PROVIDED DATA -
- - - -
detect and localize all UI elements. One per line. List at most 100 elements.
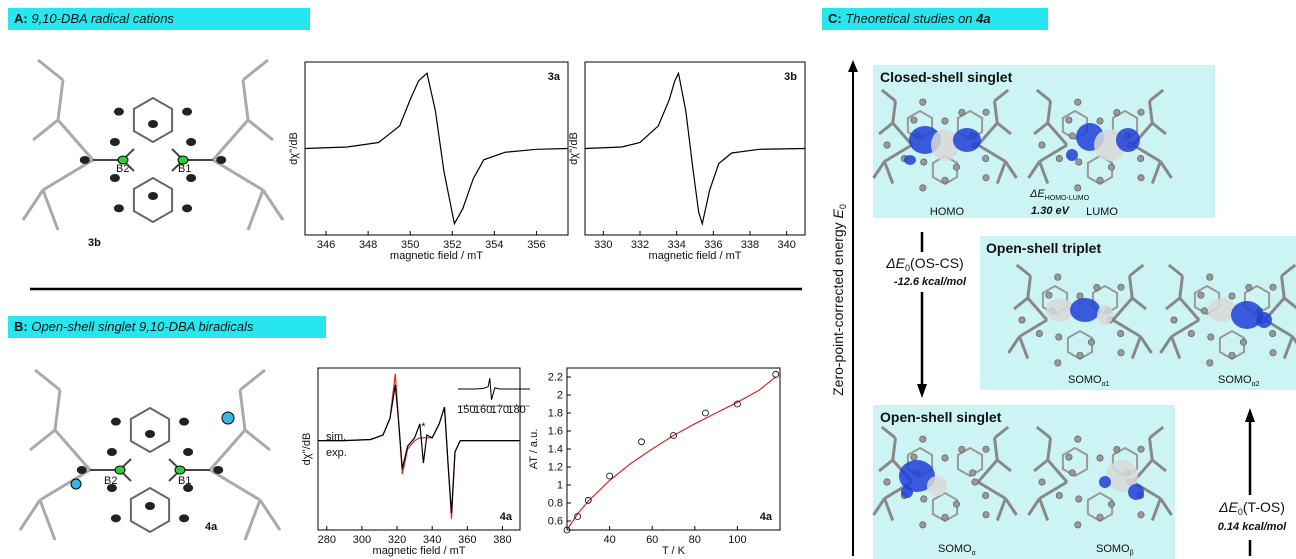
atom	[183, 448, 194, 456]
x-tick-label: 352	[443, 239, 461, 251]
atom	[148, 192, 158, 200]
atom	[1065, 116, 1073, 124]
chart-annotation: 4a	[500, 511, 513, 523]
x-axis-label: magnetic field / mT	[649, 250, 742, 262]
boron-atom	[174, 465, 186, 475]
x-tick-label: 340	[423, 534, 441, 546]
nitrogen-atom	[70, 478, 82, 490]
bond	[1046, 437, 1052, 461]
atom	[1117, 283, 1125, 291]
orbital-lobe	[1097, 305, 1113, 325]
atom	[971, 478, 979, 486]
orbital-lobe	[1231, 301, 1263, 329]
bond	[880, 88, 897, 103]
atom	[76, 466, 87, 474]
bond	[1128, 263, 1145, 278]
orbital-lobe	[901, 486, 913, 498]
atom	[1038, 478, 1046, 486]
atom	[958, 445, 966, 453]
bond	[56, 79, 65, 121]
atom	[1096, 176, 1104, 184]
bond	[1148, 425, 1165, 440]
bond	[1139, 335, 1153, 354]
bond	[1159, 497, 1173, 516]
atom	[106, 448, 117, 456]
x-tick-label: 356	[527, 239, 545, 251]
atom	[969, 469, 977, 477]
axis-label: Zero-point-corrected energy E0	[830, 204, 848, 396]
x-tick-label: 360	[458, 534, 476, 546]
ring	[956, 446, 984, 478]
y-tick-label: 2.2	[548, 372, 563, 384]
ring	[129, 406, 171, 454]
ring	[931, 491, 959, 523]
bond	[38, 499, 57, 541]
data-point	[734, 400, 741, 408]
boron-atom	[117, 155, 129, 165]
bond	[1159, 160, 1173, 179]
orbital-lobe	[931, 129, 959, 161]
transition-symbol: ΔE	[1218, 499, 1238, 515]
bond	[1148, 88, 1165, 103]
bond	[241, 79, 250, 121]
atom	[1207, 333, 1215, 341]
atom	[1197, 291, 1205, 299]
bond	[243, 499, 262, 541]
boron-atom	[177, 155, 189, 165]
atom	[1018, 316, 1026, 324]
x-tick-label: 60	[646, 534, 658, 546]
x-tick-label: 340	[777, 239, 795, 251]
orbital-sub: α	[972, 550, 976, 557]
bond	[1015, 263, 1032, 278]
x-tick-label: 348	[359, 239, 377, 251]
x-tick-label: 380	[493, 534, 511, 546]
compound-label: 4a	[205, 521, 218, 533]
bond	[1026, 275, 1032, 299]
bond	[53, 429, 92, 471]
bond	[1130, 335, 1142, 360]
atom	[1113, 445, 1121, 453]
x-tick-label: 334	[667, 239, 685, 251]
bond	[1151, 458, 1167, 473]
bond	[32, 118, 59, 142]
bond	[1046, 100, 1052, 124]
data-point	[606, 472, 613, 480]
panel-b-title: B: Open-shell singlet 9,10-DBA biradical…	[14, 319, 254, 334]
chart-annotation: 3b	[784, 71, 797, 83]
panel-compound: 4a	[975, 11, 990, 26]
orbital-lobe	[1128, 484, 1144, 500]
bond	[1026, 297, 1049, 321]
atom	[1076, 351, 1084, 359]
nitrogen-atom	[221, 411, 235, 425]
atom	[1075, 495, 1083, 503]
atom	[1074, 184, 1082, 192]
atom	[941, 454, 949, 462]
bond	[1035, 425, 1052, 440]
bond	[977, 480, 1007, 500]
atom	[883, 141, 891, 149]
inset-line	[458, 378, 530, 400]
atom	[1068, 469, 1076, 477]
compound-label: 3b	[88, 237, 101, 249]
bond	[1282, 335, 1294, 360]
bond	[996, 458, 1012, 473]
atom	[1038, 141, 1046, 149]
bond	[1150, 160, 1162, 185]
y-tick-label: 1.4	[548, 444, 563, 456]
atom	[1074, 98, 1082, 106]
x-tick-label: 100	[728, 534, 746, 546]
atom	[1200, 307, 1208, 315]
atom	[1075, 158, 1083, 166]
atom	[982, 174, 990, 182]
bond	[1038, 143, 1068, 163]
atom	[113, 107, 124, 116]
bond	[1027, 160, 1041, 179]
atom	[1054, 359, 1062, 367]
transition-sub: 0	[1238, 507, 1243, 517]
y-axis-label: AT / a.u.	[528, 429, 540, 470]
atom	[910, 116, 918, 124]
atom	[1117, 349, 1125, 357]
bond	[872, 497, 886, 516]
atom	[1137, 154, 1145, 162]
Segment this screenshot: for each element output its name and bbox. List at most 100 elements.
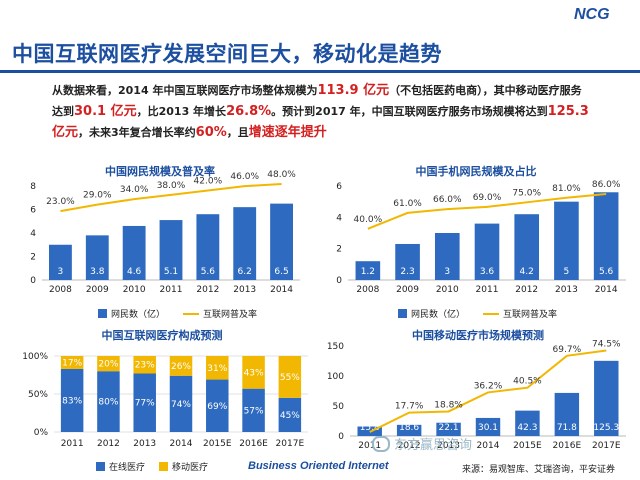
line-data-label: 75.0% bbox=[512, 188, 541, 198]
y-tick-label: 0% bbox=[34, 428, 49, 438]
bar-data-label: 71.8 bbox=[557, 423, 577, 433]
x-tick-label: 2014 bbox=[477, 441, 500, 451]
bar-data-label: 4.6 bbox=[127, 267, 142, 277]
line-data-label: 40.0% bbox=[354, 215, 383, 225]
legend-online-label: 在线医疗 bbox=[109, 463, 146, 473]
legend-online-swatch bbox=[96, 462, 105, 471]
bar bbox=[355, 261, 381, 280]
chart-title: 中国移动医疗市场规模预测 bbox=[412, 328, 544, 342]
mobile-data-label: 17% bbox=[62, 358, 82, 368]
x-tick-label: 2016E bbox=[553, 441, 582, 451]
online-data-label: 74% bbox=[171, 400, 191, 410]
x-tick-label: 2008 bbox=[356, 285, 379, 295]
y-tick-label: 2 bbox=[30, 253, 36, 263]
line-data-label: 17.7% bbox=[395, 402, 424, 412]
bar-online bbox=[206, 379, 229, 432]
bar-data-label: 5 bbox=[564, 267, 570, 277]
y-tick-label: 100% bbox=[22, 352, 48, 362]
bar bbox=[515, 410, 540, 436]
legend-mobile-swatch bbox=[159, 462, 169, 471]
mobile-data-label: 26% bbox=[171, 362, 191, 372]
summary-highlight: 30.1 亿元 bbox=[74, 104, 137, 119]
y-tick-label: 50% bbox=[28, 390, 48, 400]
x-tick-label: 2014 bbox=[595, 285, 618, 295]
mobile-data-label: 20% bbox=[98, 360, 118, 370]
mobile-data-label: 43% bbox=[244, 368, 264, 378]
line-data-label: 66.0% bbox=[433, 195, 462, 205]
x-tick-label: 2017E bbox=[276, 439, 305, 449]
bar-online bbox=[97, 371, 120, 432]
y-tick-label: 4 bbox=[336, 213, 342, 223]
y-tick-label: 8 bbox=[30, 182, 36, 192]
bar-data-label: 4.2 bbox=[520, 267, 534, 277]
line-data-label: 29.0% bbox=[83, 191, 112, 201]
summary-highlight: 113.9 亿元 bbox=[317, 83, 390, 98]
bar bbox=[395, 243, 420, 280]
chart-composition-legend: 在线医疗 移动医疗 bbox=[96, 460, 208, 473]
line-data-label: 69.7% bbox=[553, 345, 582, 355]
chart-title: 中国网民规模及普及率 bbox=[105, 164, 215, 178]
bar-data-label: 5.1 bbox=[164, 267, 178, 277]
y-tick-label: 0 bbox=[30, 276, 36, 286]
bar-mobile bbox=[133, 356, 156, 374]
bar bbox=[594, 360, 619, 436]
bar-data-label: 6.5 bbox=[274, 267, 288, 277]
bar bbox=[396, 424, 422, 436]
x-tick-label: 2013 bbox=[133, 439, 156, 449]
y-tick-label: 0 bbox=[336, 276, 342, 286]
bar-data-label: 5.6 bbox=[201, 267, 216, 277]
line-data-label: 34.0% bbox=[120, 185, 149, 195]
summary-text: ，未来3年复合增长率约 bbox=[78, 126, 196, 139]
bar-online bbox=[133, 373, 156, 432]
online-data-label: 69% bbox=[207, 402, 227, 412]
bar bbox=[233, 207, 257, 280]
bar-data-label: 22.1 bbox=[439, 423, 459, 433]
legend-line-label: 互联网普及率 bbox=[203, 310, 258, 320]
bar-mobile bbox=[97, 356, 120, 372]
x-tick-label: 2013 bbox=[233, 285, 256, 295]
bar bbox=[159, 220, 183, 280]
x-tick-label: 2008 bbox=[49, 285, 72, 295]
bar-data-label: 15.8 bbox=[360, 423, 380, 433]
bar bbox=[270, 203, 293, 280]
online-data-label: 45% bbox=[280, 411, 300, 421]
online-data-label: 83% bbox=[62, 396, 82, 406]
- - - -
Please rewrite the lines of the records between the line holding "line-data-label: 75.0% bbox=[512, 188, 541, 198]" and the line holding "bar bbox=[355, 261, 381, 280]", inclusive, changing "bar-data-label" to "bar-value-label" and leaving everything else as it is.

line-data-label: 75.0% bbox=[512, 188, 541, 198]
y-tick-label: 0% bbox=[34, 428, 49, 438]
bar-value-label: 71.8 bbox=[557, 423, 577, 433]
x-tick-label: 2014 bbox=[477, 441, 500, 451]
bar-value-label: 4.6 bbox=[127, 267, 142, 277]
line-data-label: 40.0% bbox=[354, 215, 383, 225]
legend-online-label: 在线医疗 bbox=[109, 463, 146, 473]
legend-online-swatch bbox=[96, 462, 105, 471]
bar bbox=[355, 261, 381, 280]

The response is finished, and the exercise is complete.